== Requirements ==
Restate the data exactly as given and keep the pictures out.

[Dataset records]

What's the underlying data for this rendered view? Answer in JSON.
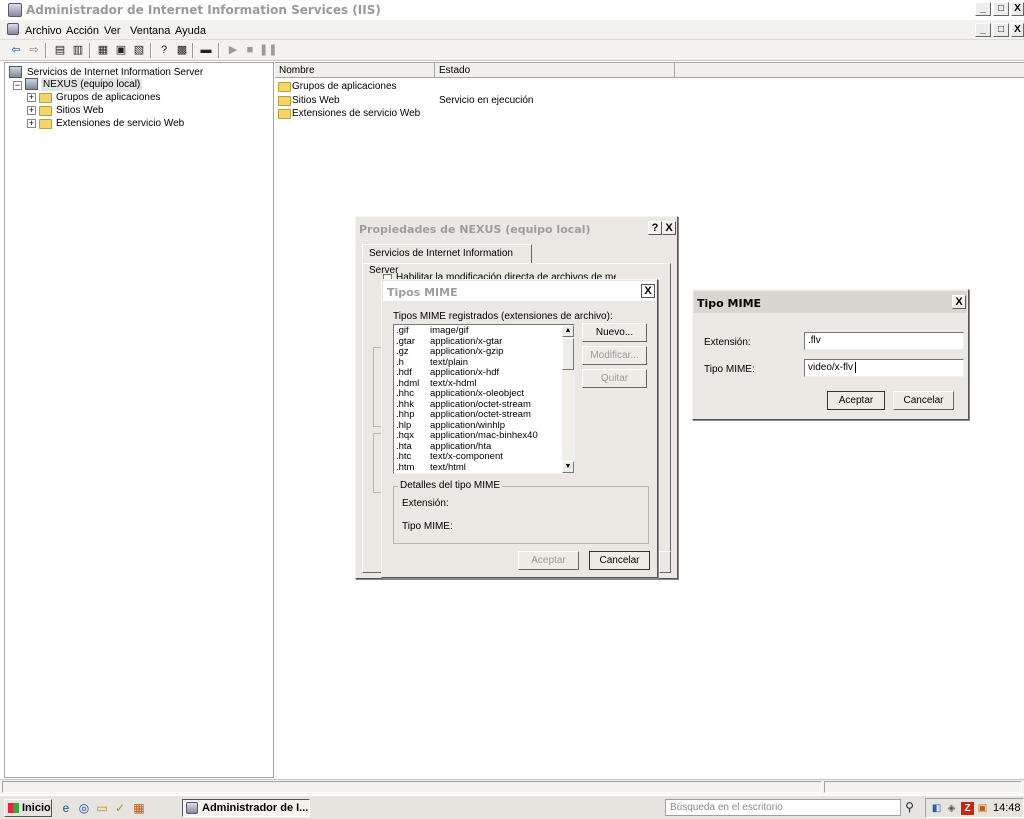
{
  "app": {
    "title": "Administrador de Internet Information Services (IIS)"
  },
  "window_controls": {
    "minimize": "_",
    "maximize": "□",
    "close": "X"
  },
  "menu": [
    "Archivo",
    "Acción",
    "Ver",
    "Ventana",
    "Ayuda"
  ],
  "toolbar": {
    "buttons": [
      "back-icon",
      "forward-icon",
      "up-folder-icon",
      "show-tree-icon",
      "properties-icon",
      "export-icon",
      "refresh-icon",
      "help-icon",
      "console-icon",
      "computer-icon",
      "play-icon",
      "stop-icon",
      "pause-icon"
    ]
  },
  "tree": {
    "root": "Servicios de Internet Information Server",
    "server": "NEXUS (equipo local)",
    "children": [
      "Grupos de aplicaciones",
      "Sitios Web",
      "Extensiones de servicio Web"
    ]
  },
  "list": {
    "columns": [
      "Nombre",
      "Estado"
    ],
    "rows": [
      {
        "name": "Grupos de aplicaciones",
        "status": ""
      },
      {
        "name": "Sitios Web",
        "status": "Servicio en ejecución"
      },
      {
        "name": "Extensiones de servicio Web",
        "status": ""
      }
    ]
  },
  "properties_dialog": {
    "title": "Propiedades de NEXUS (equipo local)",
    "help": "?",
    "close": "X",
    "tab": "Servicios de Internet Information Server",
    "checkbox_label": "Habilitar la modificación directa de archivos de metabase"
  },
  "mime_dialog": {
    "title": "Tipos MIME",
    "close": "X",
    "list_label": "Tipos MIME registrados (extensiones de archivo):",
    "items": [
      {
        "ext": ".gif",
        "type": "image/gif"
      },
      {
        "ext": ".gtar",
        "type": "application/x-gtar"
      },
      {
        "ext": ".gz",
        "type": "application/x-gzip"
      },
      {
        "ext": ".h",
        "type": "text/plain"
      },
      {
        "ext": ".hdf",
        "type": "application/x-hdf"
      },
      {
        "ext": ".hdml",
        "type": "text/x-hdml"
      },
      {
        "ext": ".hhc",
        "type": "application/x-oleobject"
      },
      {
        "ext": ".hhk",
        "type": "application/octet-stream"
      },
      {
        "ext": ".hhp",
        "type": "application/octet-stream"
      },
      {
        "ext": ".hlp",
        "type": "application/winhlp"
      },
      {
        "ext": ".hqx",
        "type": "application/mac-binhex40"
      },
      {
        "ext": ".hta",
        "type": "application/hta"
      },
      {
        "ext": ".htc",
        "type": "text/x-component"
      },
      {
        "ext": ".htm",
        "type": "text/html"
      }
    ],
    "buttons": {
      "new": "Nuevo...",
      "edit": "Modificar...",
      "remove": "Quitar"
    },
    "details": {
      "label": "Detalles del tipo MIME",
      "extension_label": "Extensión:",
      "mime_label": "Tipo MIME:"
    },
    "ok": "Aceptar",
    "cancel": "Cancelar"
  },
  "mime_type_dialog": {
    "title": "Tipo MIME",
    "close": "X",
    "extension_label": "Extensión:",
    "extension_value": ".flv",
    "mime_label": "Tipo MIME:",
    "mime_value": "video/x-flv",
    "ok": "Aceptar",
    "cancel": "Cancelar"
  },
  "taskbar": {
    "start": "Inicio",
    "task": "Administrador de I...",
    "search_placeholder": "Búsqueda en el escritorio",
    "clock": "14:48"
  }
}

== Response to the task ==
What's the underlying data for this rendered view? Answer in JSON.
{
  "app": {
    "title": "Administrador de Internet Information Services (IIS)"
  },
  "window_controls": {
    "minimize": "_",
    "maximize": "□",
    "close": "X"
  },
  "menu": [
    "Archivo",
    "Acción",
    "Ver",
    "Ventana",
    "Ayuda"
  ],
  "toolbar": {
    "buttons": [
      "back-icon",
      "forward-icon",
      "up-folder-icon",
      "show-tree-icon",
      "properties-icon",
      "export-icon",
      "refresh-icon",
      "help-icon",
      "console-icon",
      "computer-icon",
      "play-icon",
      "stop-icon",
      "pause-icon"
    ]
  },
  "tree": {
    "root": "Servicios de Internet Information Server",
    "server": "NEXUS (equipo local)",
    "children": [
      "Grupos de aplicaciones",
      "Sitios Web",
      "Extensiones de servicio Web"
    ]
  },
  "list": {
    "columns": [
      "Nombre",
      "Estado"
    ],
    "rows": [
      {
        "name": "Grupos de aplicaciones",
        "status": ""
      },
      {
        "name": "Sitios Web",
        "status": "Servicio en ejecución"
      },
      {
        "name": "Extensiones de servicio Web",
        "status": ""
      }
    ]
  },
  "properties_dialog": {
    "title": "Propiedades de NEXUS (equipo local)",
    "help": "?",
    "close": "X",
    "tab": "Servicios de Internet Information Server",
    "checkbox_label": "Habilitar la modificación directa de archivos de metabase"
  },
  "mime_dialog": {
    "title": "Tipos MIME",
    "close": "X",
    "list_label": "Tipos MIME registrados (extensiones de archivo):",
    "items": [
      {
        "ext": ".gif",
        "type": "image/gif"
      },
      {
        "ext": ".gtar",
        "type": "application/x-gtar"
      },
      {
        "ext": ".gz",
        "type": "application/x-gzip"
      },
      {
        "ext": ".h",
        "type": "text/plain"
      },
      {
        "ext": ".hdf",
        "type": "application/x-hdf"
      },
      {
        "ext": ".hdml",
        "type": "text/x-hdml"
      },
      {
        "ext": ".hhc",
        "type": "application/x-oleobject"
      },
      {
        "ext": ".hhk",
        "type": "application/octet-stream"
      },
      {
        "ext": ".hhp",
        "type": "application/octet-stream"
      },
      {
        "ext": ".hlp",
        "type": "application/winhlp"
      },
      {
        "ext": ".hqx",
        "type": "application/mac-binhex40"
      },
      {
        "ext": ".hta",
        "type": "application/hta"
      },
      {
        "ext": ".htc",
        "type": "text/x-component"
      },
      {
        "ext": ".htm",
        "type": "text/html"
      }
    ],
    "buttons": {
      "new": "Nuevo...",
      "edit": "Modificar...",
      "remove": "Quitar"
    },
    "details": {
      "label": "Detalles del tipo MIME",
      "extension_label": "Extensión:",
      "mime_label": "Tipo MIME:"
    },
    "ok": "Aceptar",
    "cancel": "Cancelar"
  },
  "mime_type_dialog": {
    "title": "Tipo MIME",
    "close": "X",
    "extension_label": "Extensión:",
    "extension_value": ".flv",
    "mime_label": "Tipo MIME:",
    "mime_value": "video/x-flv",
    "ok": "Aceptar",
    "cancel": "Cancelar"
  },
  "taskbar": {
    "start": "Inicio",
    "task": "Administrador de I...",
    "search_placeholder": "Búsqueda en el escritorio",
    "clock": "14:48"
  }
}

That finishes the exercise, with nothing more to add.